#### PROBLEM
Identify all lines of the data containing the string "гипотеза" and copy them.

#### AVAILABLE DATA

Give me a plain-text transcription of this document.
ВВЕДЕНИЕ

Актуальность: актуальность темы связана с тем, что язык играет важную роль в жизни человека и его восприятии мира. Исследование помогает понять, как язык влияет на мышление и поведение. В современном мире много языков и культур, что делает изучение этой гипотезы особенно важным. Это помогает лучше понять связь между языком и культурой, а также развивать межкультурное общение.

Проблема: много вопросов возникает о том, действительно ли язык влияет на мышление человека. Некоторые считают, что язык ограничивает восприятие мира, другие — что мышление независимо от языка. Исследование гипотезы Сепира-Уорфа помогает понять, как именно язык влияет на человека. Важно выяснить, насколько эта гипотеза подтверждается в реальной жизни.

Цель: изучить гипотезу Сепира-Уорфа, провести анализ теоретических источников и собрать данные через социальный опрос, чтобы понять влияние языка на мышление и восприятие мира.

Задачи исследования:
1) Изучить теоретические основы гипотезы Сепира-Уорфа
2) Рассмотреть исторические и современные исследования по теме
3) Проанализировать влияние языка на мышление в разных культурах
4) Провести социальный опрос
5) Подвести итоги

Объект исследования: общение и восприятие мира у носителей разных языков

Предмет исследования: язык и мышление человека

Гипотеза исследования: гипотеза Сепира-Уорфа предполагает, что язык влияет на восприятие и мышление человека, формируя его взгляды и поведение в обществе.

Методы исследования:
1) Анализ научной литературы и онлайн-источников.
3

#### SOLUTION TO THIS TASK
Проблема: много вопросов возникает о том, действительно ли язык влияет на мышление человека. Некоторые считают, что язык ограничивает восприятие мира, другие — что мышление независимо от языка. Исследование гипотезы Сепира-Уорфа помогает понять, как именно язык влияет на человека. Важно выяснить, насколько эта гипотеза подтверждается в реальной жизни.
Гипотеза исследования: гипотеза Сепира-Уорфа предполагает, что язык влияет на восприятие и мышление человека, формируя его взгляды и поведение в обществе.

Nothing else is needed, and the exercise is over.